(Figure record extracts)
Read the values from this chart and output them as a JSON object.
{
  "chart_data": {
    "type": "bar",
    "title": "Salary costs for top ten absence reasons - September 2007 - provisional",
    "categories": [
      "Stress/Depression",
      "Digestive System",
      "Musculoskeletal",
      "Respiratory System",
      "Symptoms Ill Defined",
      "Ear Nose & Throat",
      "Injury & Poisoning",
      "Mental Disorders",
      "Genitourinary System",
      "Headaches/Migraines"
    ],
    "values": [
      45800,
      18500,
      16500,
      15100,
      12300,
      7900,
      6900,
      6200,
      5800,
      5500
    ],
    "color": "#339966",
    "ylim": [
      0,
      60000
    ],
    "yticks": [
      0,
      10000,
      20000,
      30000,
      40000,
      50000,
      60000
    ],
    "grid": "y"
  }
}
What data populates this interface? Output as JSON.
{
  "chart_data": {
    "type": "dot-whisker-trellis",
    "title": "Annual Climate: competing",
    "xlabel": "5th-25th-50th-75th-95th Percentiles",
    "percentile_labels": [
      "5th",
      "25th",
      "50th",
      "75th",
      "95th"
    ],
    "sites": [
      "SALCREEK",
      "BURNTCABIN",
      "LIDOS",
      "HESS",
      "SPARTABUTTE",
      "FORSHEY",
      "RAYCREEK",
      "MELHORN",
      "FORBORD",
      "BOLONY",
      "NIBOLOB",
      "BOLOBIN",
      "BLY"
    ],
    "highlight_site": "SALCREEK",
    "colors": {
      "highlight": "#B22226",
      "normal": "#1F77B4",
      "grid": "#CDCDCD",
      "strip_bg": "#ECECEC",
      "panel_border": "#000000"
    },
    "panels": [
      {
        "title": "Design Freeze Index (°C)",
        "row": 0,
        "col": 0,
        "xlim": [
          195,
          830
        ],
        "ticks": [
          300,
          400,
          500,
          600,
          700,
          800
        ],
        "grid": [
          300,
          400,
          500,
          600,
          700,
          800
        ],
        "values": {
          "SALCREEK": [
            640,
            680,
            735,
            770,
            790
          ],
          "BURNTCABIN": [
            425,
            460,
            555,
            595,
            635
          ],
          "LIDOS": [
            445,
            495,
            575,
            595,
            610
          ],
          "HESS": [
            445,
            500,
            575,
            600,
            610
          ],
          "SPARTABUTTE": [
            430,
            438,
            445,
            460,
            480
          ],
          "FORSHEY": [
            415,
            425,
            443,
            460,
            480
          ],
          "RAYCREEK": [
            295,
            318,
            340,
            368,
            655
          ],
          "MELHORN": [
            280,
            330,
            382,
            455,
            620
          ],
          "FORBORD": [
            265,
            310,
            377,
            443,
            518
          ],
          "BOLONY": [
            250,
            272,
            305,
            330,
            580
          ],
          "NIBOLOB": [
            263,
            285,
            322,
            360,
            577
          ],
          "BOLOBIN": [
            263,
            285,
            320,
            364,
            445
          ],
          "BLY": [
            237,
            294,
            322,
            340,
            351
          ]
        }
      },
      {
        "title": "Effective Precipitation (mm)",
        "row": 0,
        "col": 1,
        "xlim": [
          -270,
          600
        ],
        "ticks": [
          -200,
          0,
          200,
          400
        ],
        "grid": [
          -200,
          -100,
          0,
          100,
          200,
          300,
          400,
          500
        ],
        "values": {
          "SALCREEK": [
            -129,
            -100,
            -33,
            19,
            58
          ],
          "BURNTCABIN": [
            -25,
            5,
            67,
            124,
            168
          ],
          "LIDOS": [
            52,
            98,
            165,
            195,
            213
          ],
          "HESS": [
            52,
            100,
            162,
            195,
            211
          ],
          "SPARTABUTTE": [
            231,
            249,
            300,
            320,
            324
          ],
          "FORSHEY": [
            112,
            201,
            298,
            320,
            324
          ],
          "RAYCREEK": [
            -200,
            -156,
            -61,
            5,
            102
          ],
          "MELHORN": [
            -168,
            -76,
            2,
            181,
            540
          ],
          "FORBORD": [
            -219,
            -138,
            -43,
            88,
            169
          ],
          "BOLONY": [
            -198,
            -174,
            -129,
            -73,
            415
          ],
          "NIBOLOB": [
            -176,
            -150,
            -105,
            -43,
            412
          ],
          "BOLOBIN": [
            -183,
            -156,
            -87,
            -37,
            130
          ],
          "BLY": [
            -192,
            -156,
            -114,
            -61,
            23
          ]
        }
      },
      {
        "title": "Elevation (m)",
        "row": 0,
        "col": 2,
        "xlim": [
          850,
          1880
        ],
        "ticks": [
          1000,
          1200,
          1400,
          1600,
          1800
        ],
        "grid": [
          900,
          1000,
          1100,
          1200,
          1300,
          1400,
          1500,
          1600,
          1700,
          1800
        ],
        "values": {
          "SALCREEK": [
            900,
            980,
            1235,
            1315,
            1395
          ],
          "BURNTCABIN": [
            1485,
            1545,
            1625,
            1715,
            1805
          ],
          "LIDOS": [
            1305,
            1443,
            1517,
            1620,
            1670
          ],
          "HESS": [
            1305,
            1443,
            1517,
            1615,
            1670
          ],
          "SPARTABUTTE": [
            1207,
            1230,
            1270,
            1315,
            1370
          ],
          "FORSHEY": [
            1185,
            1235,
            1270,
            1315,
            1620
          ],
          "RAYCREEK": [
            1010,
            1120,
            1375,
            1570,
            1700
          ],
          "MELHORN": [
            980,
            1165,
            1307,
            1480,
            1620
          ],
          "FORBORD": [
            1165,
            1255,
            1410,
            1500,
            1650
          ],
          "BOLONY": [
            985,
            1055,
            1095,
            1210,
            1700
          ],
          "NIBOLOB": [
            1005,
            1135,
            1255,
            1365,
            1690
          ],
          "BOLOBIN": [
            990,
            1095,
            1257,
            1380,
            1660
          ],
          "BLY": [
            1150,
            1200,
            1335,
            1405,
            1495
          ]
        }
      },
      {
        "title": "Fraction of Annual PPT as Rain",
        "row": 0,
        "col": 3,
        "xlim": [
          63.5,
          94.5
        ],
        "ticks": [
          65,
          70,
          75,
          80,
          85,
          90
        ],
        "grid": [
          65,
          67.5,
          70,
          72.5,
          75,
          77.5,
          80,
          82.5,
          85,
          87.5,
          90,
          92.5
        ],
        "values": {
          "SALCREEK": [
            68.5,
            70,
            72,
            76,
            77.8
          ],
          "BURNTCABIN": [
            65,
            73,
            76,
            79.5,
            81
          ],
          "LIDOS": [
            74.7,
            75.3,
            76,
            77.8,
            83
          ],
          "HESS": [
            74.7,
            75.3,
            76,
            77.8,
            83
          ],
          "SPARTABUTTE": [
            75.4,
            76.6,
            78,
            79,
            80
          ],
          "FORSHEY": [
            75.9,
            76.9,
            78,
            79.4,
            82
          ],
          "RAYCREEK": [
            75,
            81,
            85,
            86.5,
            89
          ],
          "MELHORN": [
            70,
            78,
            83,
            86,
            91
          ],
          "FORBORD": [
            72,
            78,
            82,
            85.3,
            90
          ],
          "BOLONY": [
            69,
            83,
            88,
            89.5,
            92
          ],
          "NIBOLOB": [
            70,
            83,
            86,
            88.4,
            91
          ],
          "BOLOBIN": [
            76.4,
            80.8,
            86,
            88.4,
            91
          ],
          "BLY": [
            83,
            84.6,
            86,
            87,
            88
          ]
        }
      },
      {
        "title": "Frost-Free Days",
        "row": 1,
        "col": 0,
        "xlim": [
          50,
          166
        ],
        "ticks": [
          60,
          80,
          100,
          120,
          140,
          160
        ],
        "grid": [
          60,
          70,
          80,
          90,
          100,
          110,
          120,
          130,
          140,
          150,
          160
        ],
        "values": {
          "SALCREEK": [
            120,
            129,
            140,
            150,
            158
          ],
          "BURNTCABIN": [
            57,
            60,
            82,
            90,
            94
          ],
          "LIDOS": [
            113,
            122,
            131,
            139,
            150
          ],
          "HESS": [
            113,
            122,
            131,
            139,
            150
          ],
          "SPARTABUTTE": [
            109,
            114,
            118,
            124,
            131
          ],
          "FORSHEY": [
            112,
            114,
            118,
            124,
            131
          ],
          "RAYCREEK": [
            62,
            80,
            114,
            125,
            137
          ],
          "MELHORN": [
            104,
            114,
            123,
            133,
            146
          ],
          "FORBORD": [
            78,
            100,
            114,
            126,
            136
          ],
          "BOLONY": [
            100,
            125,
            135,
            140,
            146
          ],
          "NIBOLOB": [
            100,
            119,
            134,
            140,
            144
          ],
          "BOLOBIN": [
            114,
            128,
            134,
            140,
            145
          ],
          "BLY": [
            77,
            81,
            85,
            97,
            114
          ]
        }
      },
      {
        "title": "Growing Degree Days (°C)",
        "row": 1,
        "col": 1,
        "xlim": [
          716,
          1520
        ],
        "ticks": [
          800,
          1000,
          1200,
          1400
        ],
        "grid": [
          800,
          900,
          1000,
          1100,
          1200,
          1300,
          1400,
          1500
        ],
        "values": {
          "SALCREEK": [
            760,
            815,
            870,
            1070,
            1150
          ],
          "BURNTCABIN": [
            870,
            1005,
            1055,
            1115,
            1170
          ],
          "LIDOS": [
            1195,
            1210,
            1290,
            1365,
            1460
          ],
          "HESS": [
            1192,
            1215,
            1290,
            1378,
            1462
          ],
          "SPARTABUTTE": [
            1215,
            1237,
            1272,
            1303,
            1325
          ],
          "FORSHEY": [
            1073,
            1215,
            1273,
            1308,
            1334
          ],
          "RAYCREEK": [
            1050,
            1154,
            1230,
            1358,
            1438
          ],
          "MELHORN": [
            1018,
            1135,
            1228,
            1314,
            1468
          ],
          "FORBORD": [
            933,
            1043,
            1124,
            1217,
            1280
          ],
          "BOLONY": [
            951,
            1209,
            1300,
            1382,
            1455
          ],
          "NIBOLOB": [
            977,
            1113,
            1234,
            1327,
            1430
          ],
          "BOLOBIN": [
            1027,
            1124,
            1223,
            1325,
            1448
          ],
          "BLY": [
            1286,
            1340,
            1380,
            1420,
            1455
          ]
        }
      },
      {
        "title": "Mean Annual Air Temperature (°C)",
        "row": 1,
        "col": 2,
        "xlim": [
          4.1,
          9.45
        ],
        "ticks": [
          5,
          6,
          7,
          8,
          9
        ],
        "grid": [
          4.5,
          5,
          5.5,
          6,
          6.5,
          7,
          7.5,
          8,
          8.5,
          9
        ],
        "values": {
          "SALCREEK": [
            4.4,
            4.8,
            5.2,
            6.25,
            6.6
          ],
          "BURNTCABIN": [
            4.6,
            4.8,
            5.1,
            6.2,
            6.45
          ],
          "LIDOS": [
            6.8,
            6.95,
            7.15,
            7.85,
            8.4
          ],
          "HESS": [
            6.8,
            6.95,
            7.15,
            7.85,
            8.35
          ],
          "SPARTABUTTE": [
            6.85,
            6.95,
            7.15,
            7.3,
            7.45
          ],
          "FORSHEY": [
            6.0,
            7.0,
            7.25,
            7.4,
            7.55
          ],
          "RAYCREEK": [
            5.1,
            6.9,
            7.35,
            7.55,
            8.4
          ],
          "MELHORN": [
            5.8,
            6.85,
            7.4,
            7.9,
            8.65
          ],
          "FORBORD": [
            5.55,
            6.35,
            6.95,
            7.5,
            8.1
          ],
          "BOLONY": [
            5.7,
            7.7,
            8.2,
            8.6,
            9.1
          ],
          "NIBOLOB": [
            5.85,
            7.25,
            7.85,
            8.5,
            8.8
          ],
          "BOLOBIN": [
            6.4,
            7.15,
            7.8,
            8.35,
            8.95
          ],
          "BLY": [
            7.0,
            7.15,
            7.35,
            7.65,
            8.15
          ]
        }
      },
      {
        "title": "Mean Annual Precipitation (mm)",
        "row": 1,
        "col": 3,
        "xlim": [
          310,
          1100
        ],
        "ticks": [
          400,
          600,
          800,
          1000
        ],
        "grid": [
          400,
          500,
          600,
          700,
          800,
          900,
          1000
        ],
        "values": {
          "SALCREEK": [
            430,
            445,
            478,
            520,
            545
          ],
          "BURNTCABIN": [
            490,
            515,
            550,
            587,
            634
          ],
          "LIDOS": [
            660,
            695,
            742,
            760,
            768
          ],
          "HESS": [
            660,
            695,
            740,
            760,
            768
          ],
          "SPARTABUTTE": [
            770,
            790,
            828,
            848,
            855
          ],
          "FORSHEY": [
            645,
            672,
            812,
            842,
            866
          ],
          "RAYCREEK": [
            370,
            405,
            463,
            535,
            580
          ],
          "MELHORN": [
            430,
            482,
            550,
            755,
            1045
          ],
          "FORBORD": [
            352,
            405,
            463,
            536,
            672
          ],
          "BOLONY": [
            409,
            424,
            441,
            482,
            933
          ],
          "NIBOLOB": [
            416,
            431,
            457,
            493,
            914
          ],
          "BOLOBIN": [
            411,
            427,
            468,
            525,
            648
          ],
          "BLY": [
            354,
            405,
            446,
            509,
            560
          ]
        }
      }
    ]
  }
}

What you have to do
Find the string "Days" in the listing and return every line that holds it.

Result of the task
        "title": "Frost-Free Days",
        "title": "Growing Degree Days (°C)",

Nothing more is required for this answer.